**Request**
Copy out every line in the entries below that includes "price".
#### Input records
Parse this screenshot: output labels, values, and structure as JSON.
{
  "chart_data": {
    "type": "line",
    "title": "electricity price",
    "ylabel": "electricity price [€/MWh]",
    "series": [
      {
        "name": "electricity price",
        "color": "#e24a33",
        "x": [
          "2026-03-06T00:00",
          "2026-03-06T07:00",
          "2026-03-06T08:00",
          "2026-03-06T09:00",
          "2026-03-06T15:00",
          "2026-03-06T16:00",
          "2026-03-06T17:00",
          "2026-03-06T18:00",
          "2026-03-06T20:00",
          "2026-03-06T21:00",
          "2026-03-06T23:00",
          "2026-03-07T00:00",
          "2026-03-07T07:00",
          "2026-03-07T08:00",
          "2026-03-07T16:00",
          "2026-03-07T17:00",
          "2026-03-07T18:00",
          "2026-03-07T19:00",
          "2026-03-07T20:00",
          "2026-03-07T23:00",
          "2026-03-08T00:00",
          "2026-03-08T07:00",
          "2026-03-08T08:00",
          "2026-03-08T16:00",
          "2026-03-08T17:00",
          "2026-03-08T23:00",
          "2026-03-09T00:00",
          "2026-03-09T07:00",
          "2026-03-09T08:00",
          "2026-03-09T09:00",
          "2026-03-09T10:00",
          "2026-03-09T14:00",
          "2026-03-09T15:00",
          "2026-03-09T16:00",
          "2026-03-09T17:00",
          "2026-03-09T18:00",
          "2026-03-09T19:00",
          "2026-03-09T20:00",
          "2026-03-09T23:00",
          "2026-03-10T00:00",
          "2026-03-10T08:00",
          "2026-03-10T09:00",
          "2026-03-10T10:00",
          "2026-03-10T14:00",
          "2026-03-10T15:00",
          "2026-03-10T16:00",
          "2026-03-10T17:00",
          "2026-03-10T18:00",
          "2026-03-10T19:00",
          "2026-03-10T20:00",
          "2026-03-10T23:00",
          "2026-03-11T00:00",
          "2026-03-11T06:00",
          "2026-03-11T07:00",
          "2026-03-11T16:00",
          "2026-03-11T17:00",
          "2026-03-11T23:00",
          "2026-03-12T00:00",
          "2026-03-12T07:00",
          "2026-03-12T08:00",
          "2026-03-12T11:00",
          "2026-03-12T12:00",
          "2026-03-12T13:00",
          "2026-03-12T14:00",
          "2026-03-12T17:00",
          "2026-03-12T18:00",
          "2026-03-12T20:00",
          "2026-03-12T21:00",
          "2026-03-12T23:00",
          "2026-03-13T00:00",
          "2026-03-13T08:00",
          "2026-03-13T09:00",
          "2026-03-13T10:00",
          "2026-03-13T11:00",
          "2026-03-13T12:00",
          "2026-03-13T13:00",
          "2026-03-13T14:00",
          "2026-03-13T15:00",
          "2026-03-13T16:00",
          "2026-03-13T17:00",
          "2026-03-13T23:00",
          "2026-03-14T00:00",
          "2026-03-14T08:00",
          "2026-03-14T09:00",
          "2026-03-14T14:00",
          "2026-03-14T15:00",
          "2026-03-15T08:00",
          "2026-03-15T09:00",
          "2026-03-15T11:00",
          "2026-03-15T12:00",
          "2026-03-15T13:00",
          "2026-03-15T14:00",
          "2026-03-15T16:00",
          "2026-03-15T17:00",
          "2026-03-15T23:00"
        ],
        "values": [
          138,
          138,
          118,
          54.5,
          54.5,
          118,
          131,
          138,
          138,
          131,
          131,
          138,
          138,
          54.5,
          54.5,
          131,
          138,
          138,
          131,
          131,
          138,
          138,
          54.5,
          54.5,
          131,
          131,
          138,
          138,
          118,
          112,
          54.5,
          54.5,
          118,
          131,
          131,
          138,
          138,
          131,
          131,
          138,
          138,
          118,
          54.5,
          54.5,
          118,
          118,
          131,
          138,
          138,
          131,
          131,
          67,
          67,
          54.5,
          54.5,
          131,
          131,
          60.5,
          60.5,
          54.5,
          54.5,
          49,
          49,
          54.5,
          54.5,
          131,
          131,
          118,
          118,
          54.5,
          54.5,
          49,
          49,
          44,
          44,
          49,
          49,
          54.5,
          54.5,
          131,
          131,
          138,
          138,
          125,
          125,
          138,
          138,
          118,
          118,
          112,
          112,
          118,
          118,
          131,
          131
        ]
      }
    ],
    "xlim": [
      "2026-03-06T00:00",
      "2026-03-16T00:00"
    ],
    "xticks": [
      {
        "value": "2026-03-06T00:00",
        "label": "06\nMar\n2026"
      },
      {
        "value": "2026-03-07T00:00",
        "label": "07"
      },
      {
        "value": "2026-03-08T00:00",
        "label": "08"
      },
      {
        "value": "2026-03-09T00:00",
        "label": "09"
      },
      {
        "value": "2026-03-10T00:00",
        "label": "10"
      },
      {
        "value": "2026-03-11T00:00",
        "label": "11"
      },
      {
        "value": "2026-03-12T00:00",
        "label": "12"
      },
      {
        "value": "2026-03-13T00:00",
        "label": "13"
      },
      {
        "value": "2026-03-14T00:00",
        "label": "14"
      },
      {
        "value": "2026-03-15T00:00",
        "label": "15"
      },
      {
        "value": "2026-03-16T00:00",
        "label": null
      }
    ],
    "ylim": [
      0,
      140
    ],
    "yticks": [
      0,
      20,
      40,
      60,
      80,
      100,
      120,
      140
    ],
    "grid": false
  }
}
########
**Full output**
    "title": "electricity price",
    "ylabel": "electricity price [€/MWh]",
        "name": "electricity price",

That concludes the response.